- _Work to complete_: Copy each record exactly as it reads, leaving out any pictures it holds.

# start of Material for this exercise

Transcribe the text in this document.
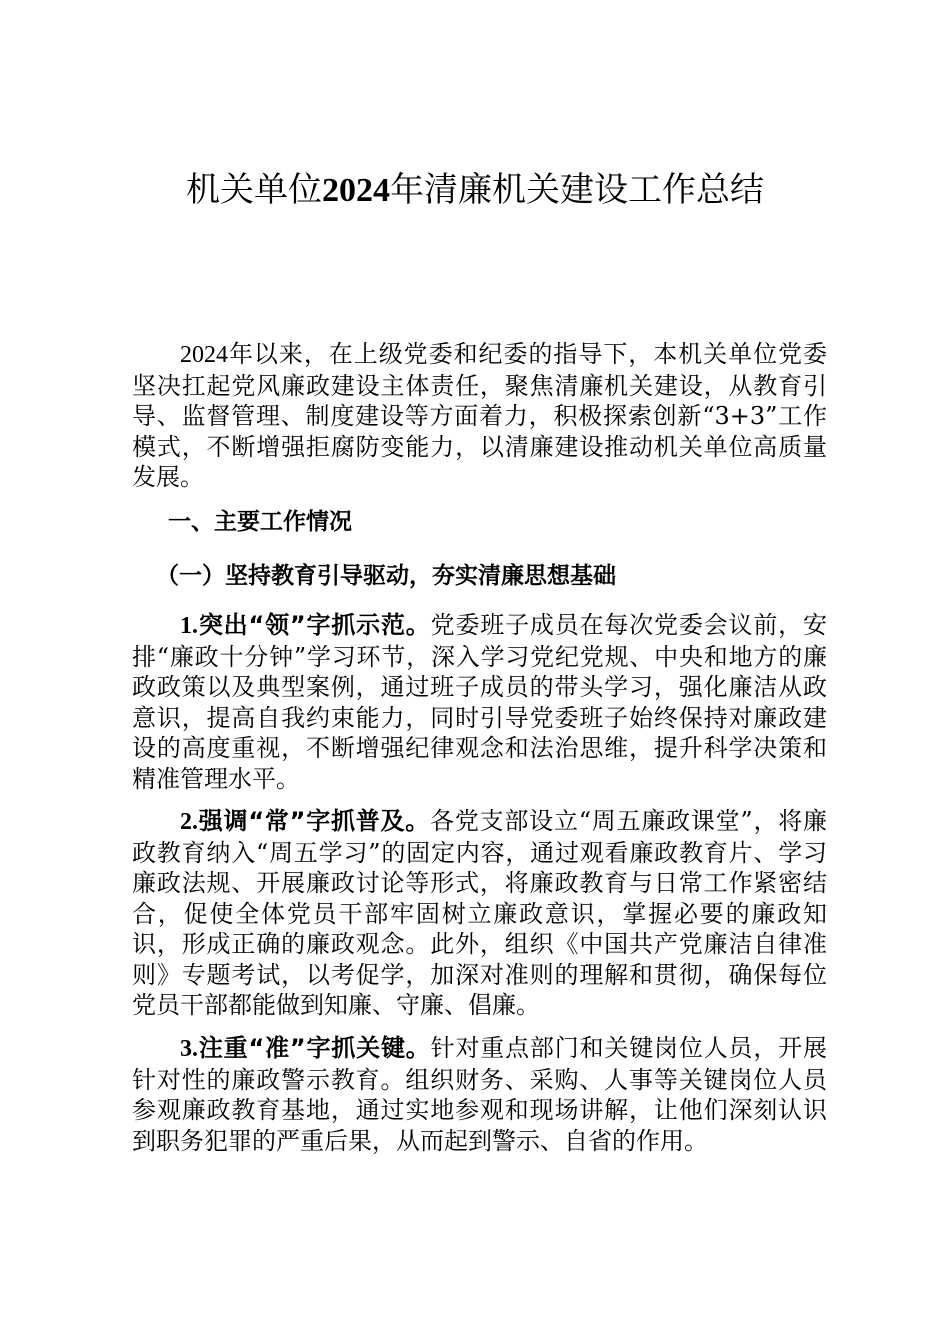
机关单位2024年清廉机关建设工作总结

2024年以来，在上级党委和纪委的指导下，本机关单位党委坚决扛起党风廉政建设主体责任，聚焦清廉机关建设，从教育引导、监督管理、制度建设等方面着力，积极探索创新“3+3”工作模式，不断增强拒腐防变能力，以清廉建设推动机关单位高质量发展。

一、主要工作情况

（一）坚持教育引导驱动，夯实清廉思想基础

1.突出“领”字抓示范。党委班子成员在每次党委会议前，安排“廉政十分钟”学习环节，深入学习党纪党规、中央和地方的廉政政策以及典型案例，通过班子成员的带头学习，强化廉洁从政意识，提高自我约束能力，同时引导党委班子始终保持对廉政建设的高度重视，不断增强纪律观念和法治思维，提升科学决策和精准管理水平。

2.强调“常”字抓普及。各党支部设立“周五廉政课堂”，将廉政教育纳入“周五学习”的固定内容，通过观看廉政教育片、学习廉政法规、开展廉政讨论等形式，将廉政教育与日常工作紧密结合，促使全体党员干部牢固树立廉政意识，掌握必要的廉政知识，形成正确的廉政观念。此外，组织《中国共产党廉洁自律准则》专题考试，以考促学，加深对准则的理解和贯彻，确保每位党员干部都能做到知廉、守廉、倡廉。

3.注重“准”字抓关键。针对重点部门和关键岗位人员，开展针对性的廉政警示教育。组织财务、采购、人事等关键岗位人员参观廉政教育基地，通过实地参观和现场讲解，让他们深刻认识到职务犯罪的严重后果，从而起到警示、自省的作用。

# end of Material for this exercise

- _Task answer_:
Transcribe the text in this document.
机关单位2024年清廉机关建设工作总结

2024年以来，在上级党委和纪委的指导下，本机关单位党委坚决扛起党风廉政建设主体责任，聚焦清廉机关建设，从教育引导、监督管理、制度建设等方面着力，积极探索创新“3+3”工作模式，不断增强拒腐防变能力，以清廉建设推动机关单位高质量发展。

一、主要工作情况

（一）坚持教育引导驱动，夯实清廉思想基础

1.突出“领”字抓示范。党委班子成员在每次党委会议前，安排“廉政十分钟”学习环节，深入学习党纪党规、中央和地方的廉政政策以及典型案例，通过班子成员的带头学习，强化廉洁从政意识，提高自我约束能力，同时引导党委班子始终保持对廉政建设的高度重视，不断增强纪律观念和法治思维，提升科学决策和精准管理水平。

2.强调“常”字抓普及。各党支部设立“周五廉政课堂”，将廉政教育纳入“周五学习”的固定内容，通过观看廉政教育片、学习廉政法规、开展廉政讨论等形式，将廉政教育与日常工作紧密结合，促使全体党员干部牢固树立廉政意识，掌握必要的廉政知识，形成正确的廉政观念。此外，组织《中国共产党廉洁自律准则》专题考试，以考促学，加深对准则的理解和贯彻，确保每位党员干部都能做到知廉、守廉、倡廉。

3.注重“准”字抓关键。针对重点部门和关键岗位人员，开展针对性的廉政警示教育。组织财务、采购、人事等关键岗位人员参观廉政教育基地，通过实地参观和现场讲解，让他们深刻认识到职务犯罪的严重后果，从而起到警示、自省的作用。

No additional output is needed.